Copy, from the entries below, each line where the word "Patterns" can be found.

===== Information supplied =====

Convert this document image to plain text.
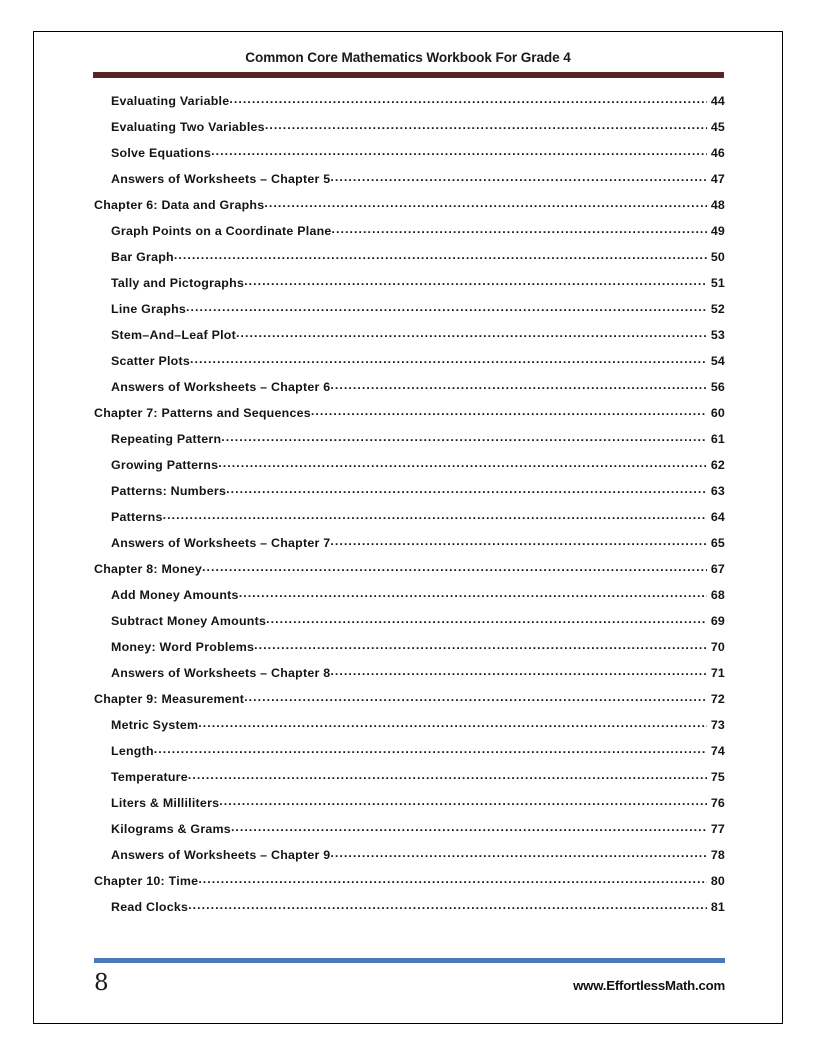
Common Core Mathematics Workbook For Grade 4
Evaluating Variable .....	44
Evaluating Two Variables .....	45
Solve Equations .....	46
Answers of Worksheets – Chapter 5 .....	47
Chapter 6: Data and Graphs .....	48
Graph Points on a Coordinate Plane .....	49
Bar Graph .....	50
Tally and Pictographs .....	51
Line Graphs .....	52
Stem–And–Leaf Plot .....	53
Scatter Plots .....	54
Answers of Worksheets – Chapter 6 .....	56
Chapter 7: Patterns and Sequences .....	60
Repeating Pattern .....	61
Growing Patterns .....	62
Patterns: Numbers .....	63
Patterns .....	64
Answers of Worksheets – Chapter 7 .....	65
Chapter 8: Money .....	67
Add Money Amounts .....	68
Subtract Money Amounts .....	69
Money: Word Problems .....	70
Answers of Worksheets – Chapter 8 .....	71
Chapter 9: Measurement .....	72
Metric System .....	73
Length .....	74
Temperature .....	75
Liters & Milliliters .....	76
Kilograms & Grams .....	77
Answers of Worksheets – Chapter 9 .....	78
Chapter 10: Time .....	80
Read Clocks .....	81
8	www.EffortlessMath.com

=====

### Solved exercise:
Chapter 7: Patterns and Sequences .....	60
Growing Patterns .....	62
Patterns: Numbers .....	63
Patterns .....	64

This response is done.